▶ **Exercise description**:
Beneath this task is a listing; retype all of it exactly.

^^^^^^^^

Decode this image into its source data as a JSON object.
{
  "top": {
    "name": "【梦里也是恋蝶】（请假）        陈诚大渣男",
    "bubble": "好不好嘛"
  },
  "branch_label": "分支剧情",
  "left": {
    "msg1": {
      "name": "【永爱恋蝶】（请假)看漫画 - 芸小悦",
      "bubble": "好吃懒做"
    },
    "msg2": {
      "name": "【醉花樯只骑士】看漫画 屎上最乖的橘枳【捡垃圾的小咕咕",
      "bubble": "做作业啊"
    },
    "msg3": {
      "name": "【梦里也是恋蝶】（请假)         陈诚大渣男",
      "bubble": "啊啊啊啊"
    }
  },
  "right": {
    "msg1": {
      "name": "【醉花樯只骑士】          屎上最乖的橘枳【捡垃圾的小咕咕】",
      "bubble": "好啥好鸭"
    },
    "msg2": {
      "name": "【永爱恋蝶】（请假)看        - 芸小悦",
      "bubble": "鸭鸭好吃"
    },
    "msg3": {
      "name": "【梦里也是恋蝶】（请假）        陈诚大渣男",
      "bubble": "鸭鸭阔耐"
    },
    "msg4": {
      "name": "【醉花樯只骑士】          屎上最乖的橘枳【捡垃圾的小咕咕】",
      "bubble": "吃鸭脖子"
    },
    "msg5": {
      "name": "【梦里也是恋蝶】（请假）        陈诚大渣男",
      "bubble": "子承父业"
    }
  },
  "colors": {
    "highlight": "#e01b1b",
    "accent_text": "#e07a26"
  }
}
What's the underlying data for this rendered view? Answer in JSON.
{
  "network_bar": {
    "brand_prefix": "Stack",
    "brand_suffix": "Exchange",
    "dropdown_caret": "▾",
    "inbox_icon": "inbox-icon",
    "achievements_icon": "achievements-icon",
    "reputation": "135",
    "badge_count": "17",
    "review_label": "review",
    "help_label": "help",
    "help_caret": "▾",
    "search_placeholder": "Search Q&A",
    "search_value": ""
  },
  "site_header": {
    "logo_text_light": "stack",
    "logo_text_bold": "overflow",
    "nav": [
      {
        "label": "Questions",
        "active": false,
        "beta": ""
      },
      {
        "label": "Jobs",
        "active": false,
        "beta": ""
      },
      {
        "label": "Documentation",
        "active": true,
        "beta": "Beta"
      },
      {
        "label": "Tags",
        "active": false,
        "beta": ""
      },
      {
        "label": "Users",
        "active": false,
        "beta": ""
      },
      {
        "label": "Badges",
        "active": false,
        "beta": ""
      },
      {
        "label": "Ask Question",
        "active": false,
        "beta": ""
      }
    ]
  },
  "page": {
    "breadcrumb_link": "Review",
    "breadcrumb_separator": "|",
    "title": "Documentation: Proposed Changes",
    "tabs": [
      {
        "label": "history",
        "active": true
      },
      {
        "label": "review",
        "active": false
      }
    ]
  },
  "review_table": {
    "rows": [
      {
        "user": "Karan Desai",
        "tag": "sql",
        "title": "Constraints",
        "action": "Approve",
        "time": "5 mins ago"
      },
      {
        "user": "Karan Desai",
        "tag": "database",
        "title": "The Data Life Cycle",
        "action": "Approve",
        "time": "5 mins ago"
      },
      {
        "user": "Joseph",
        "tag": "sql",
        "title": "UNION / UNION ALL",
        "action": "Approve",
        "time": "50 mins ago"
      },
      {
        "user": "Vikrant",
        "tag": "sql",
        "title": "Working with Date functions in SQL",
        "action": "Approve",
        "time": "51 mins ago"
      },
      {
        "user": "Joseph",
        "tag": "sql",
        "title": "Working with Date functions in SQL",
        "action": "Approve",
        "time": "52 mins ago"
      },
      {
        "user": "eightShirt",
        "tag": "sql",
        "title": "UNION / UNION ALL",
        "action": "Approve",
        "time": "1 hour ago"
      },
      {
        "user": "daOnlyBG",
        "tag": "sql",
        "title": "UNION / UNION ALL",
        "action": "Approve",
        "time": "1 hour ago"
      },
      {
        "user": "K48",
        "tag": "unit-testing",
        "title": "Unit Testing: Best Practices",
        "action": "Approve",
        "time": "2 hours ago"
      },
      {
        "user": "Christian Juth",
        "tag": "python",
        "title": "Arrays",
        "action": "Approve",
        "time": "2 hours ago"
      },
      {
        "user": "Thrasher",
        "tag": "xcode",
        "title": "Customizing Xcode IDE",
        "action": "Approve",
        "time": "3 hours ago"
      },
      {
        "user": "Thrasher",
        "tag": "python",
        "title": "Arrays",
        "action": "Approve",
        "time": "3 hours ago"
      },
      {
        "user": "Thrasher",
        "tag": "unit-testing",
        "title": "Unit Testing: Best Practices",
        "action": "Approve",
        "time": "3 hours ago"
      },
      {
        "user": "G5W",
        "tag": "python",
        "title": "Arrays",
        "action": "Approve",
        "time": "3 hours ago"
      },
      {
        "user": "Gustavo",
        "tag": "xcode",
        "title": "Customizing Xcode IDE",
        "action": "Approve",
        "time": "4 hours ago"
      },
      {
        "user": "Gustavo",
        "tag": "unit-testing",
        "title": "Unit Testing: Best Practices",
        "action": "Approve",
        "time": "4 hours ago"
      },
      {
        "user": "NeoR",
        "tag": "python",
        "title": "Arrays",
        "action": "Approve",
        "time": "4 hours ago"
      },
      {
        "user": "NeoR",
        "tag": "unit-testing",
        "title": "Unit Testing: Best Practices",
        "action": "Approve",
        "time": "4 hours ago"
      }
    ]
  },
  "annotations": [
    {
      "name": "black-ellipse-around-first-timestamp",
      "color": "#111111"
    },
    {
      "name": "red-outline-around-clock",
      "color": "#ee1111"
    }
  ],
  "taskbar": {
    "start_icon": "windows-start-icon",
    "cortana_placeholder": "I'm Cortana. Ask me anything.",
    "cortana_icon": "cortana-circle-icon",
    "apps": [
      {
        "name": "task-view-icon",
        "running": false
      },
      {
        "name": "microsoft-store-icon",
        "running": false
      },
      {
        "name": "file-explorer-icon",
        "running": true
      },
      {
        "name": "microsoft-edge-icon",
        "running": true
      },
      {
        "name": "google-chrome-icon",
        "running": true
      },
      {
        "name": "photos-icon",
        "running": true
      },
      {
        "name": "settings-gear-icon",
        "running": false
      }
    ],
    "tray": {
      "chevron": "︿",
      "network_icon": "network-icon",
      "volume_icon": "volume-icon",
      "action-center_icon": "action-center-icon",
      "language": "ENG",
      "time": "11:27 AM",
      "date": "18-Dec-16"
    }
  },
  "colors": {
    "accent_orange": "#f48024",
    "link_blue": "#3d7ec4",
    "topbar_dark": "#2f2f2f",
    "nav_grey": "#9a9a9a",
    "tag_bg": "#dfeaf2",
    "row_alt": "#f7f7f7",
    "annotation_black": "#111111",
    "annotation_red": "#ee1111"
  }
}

^^^^^^^^

▶ **Correct result**:
Decode this image into its source data as a JSON object.
{
  "top": {
    "name": "【梦里也是恋蝶】（请假）        陈诚大渣男",
    "bubble": "好不好嘛"
  },
  "branch_label": "分支剧情",
  "left": {
    "msg1": {
      "name": "【永爱恋蝶】（请假)看漫画 - 芸小悦",
      "bubble": "好吃懒做"
    },
    "msg2": {
      "name": "【醉花樯只骑士】看漫画 屎上最乖的橘枳【捡垃圾的小咕咕",
      "bubble": "做作业啊"
    },
    "msg3": {
      "name": "【梦里也是恋蝶】（请假)         陈诚大渣男",
      "bubble": "啊啊啊啊"
    }
  },
  "right": {
    "msg1": {
      "name": "【醉花樯只骑士】          屎上最乖的橘枳【捡垃圾的小咕咕】",
      "bubble": "好啥好鸭"
    },
    "msg2": {
      "name": "【永爱恋蝶】（请假)看        - 芸小悦",
      "bubble": "鸭鸭好吃"
    },
    "msg3": {
      "name": "【梦里也是恋蝶】（请假）        陈诚大渣男",
      "bubble": "鸭鸭阔耐"
    },
    "msg4": {
      "name": "【醉花樯只骑士】          屎上最乖的橘枳【捡垃圾的小咕咕】",
      "bubble": "吃鸭脖子"
    },
    "msg5": {
      "name": "【梦里也是恋蝶】（请假）        陈诚大渣男",
      "bubble": "子承父业"
    }
  },
  "colors": {
    "highlight": "#e01b1b",
    "accent_text": "#e07a26"
  }
}
What's the underlying data for this rendered view? Answer in JSON.
{
  "network_bar": {
    "brand_prefix": "Stack",
    "brand_suffix": "Exchange",
    "dropdown_caret": "▾",
    "inbox_icon": "inbox-icon",
    "achievements_icon": "achievements-icon",
    "reputation": "135",
    "badge_count": "17",
    "review_label": "review",
    "help_label": "help",
    "help_caret": "▾",
    "search_placeholder": "Search Q&A",
    "search_value": ""
  },
  "site_header": {
    "logo_text_light": "stack",
    "logo_text_bold": "overflow",
    "nav": [
      {
        "label": "Questions",
        "active": false,
        "beta": ""
      },
      {
        "label": "Jobs",
        "active": false,
        "beta": ""
      },
      {
        "label": "Documentation",
        "active": true,
        "beta": "Beta"
      },
      {
        "label": "Tags",
        "active": false,
        "beta": ""
      },
      {
        "label": "Users",
        "active": false,
        "beta": ""
      },
      {
        "label": "Badges",
        "active": false,
        "beta": ""
      },
      {
        "label": "Ask Question",
        "active": false,
        "beta": ""
      }
    ]
  },
  "page": {
    "breadcrumb_link": "Review",
    "breadcrumb_separator": "|",
    "title": "Documentation: Proposed Changes",
    "tabs": [
      {
        "label": "history",
        "active": true
      },
      {
        "label": "review",
        "active": false
      }
    ]
  },
  "review_table": {
    "rows": [
      {
        "user": "Karan Desai",
        "tag": "sql",
        "title": "Constraints",
        "action": "Approve",
        "time": "5 mins ago"
      },
      {
        "user": "Karan Desai",
        "tag": "database",
        "title": "The Data Life Cycle",
        "action": "Approve",
        "time": "5 mins ago"
      },
      {
        "user": "Joseph",
        "tag": "sql",
        "title": "UNION / UNION ALL",
        "action": "Approve",
        "time": "50 mins ago"
      },
      {
        "user": "Vikrant",
        "tag": "sql",
        "title": "Working with Date functions in SQL",
        "action": "Approve",
        "time": "51 mins ago"
      },
      {
        "user": "Joseph",
        "tag": "sql",
        "title": "Working with Date functions in SQL",
        "action": "Approve",
        "time": "52 mins ago"
      },
      {
        "user": "eightShirt",
        "tag": "sql",
        "title": "UNION / UNION ALL",
        "action": "Approve",
        "time": "1 hour ago"
      },
      {
        "user": "daOnlyBG",
        "tag": "sql",
        "title": "UNION / UNION ALL",
        "action": "Approve",
        "time": "1 hour ago"
      },
      {
        "user": "K48",
        "tag": "unit-testing",
        "title": "Unit Testing: Best Practices",
        "action": "Approve",
        "time": "2 hours ago"
      },
      {
        "user": "Christian Juth",
        "tag": "python",
        "title": "Arrays",
        "action": "Approve",
        "time": "2 hours ago"
      },
      {
        "user": "Thrasher",
        "tag": "xcode",
        "title": "Customizing Xcode IDE",
        "action": "Approve",
        "time": "3 hours ago"
      },
      {
        "user": "Thrasher",
        "tag": "python",
        "title": "Arrays",
        "action": "Approve",
        "time": "3 hours ago"
      },
      {
        "user": "Thrasher",
        "tag": "unit-testing",
        "title": "Unit Testing: Best Practices",
        "action": "Approve",
        "time": "3 hours ago"
      },
      {
        "user": "G5W",
        "tag": "python",
        "title": "Arrays",
        "action": "Approve",
        "time": "3 hours ago"
      },
      {
        "user": "Gustavo",
        "tag": "xcode",
        "title": "Customizing Xcode IDE",
        "action": "Approve",
        "time": "4 hours ago"
      },
      {
        "user": "Gustavo",
        "tag": "unit-testing",
        "title": "Unit Testing: Best Practices",
        "action": "Approve",
        "time": "4 hours ago"
      },
      {
        "user": "NeoR",
        "tag": "python",
        "title": "Arrays",
        "action": "Approve",
        "time": "4 hours ago"
      },
      {
        "user": "NeoR",
        "tag": "unit-testing",
        "title": "Unit Testing: Best Practices",
        "action": "Approve",
        "time": "4 hours ago"
      }
    ]
  },
  "annotations": [
    {
      "name": "black-ellipse-around-first-timestamp",
      "color": "#111111"
    },
    {
      "name": "red-outline-around-clock",
      "color": "#ee1111"
    }
  ],
  "taskbar": {
    "start_icon": "windows-start-icon",
    "cortana_placeholder": "I'm Cortana. Ask me anything.",
    "cortana_icon": "cortana-circle-icon",
    "apps": [
      {
        "name": "task-view-icon",
        "running": false
      },
      {
        "name": "microsoft-store-icon",
        "running": false
      },
      {
        "name": "file-explorer-icon",
        "running": true
      },
      {
        "name": "microsoft-edge-icon",
        "running": true
      },
      {
        "name": "google-chrome-icon",
        "running": true
      },
      {
        "name": "photos-icon",
        "running": true
      },
      {
        "name": "settings-gear-icon",
        "running": false
      }
    ],
    "tray": {
      "chevron": "︿",
      "network_icon": "network-icon",
      "volume_icon": "volume-icon",
      "action-center_icon": "action-center-icon",
      "language": "ENG",
      "time": "11:27 AM",
      "date": "18-Dec-16"
    }
  },
  "colors": {
    "accent_orange": "#f48024",
    "link_blue": "#3d7ec4",
    "topbar_dark": "#2f2f2f",
    "nav_grey": "#9a9a9a",
    "tag_bg": "#dfeaf2",
    "row_alt": "#f7f7f7",
    "annotation_black": "#111111",
    "annotation_red": "#ee1111"
  }
}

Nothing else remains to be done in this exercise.